• **Goal**
Copy every line that contains the string "kuaishou" from the entries below.
** start Excerpted data **
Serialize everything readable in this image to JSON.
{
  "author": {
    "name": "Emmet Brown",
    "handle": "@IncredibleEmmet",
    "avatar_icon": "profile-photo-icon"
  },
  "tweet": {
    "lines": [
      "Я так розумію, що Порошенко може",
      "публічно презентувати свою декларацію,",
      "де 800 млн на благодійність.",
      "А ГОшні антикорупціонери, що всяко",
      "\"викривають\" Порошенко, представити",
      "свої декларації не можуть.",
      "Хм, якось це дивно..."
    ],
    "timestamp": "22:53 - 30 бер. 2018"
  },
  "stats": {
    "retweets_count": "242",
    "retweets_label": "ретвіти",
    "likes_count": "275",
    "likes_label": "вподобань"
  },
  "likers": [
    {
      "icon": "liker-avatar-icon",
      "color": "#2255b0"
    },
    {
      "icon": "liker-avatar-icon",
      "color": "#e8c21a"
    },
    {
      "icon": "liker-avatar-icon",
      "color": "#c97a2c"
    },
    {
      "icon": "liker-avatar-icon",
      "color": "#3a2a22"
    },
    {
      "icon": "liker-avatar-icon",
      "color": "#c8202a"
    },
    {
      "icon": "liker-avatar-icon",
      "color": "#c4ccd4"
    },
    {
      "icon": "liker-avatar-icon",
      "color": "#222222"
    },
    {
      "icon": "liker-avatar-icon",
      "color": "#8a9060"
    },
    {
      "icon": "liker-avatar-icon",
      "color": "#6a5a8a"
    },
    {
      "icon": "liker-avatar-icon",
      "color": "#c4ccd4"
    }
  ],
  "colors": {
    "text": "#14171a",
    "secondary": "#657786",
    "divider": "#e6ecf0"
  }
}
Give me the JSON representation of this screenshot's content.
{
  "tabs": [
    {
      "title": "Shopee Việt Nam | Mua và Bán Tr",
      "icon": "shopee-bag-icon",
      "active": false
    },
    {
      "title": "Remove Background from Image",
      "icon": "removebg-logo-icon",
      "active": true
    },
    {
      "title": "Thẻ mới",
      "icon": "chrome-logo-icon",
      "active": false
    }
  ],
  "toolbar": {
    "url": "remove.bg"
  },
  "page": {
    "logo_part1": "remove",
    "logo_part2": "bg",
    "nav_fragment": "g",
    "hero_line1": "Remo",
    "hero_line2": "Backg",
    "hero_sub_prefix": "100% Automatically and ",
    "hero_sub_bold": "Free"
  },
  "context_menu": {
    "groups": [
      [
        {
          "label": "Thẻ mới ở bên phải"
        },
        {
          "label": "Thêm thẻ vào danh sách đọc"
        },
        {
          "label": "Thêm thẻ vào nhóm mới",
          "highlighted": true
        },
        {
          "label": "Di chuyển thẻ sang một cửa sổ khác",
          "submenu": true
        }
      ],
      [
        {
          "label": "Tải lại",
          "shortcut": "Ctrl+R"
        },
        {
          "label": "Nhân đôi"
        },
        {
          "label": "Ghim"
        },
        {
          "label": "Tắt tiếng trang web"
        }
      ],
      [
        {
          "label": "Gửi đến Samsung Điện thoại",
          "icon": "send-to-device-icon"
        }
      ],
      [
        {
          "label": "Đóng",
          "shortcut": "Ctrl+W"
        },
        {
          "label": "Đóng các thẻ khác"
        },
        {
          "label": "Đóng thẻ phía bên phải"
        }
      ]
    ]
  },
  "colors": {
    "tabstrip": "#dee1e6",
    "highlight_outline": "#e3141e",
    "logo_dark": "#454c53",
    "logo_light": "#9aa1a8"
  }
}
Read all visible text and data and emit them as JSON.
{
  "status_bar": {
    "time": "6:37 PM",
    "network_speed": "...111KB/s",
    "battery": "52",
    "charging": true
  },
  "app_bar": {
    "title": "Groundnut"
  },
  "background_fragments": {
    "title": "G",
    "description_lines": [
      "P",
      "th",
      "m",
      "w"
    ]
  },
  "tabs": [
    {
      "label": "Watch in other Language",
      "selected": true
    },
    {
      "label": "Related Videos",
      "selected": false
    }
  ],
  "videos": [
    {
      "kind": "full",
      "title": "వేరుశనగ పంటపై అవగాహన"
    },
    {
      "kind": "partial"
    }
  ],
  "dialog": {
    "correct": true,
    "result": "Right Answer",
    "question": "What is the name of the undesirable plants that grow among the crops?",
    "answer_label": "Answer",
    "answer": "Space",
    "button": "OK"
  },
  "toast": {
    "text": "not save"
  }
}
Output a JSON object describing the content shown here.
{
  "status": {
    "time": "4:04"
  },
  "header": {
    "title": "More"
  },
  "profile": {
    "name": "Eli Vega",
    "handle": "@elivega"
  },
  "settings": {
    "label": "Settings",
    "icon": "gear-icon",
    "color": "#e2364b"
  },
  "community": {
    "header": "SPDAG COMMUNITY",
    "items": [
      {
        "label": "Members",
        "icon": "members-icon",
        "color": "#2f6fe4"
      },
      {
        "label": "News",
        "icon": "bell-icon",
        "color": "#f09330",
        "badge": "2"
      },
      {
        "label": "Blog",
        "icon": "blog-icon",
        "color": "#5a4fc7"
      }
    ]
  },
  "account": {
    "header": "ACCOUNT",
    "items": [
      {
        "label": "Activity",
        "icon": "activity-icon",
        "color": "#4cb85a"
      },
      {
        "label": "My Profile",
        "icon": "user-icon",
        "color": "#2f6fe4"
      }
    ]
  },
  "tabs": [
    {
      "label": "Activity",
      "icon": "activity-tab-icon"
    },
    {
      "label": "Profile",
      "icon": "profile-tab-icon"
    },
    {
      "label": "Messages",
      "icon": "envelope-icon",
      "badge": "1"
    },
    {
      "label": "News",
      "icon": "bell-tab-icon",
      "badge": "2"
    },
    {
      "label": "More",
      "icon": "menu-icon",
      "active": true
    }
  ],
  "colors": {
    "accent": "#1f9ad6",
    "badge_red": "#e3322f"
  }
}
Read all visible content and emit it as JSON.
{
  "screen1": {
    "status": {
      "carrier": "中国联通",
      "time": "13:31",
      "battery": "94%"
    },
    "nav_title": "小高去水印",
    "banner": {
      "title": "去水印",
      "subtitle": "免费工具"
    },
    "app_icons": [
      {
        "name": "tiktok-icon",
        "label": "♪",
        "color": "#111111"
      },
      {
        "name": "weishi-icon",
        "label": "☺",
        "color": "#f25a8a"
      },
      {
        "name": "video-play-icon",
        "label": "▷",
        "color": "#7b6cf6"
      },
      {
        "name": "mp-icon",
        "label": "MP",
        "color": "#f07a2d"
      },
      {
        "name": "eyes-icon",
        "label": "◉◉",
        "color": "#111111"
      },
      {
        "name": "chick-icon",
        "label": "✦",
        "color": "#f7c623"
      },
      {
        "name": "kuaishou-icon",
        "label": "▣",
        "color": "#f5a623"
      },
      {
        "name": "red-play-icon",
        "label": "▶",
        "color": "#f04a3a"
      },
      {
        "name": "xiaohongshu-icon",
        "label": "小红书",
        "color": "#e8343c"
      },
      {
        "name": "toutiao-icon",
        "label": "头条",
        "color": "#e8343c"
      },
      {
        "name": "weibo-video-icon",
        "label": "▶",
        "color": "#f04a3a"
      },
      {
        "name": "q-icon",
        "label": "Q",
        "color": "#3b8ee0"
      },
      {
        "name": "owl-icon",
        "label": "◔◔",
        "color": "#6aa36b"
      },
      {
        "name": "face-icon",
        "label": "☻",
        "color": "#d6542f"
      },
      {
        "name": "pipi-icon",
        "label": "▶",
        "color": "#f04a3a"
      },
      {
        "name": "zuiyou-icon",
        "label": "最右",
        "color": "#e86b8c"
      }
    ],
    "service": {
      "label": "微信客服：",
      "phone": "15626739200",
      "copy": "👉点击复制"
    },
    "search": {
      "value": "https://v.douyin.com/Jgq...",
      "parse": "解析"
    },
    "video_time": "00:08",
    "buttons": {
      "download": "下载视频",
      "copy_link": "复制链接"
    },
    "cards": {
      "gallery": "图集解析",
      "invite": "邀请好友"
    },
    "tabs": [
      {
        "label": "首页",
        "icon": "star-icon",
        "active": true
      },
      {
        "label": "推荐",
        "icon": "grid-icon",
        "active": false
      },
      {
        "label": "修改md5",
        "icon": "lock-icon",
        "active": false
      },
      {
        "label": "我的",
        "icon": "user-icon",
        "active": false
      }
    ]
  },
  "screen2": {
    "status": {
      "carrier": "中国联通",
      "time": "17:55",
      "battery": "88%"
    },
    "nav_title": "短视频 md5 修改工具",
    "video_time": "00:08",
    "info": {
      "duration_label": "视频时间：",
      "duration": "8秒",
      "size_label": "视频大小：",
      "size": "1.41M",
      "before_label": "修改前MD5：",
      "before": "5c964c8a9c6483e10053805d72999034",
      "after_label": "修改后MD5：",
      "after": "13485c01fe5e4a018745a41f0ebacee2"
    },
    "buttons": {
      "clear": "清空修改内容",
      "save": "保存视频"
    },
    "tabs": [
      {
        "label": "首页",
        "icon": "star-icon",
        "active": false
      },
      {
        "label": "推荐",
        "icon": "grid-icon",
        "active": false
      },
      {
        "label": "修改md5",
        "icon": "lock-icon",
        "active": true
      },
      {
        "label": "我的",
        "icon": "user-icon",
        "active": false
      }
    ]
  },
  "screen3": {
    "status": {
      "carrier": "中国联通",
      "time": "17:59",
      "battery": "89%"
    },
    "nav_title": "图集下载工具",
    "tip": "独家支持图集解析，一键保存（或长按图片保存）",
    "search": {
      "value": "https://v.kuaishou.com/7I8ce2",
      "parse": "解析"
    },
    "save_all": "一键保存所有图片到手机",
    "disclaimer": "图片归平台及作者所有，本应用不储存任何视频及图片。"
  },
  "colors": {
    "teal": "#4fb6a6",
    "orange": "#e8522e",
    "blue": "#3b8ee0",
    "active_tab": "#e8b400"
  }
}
** end Excerpted data **
• **Task output**
        "name": "kuaishou-icon",
      "value": "https://v.kuaishou.com/7I8ce2",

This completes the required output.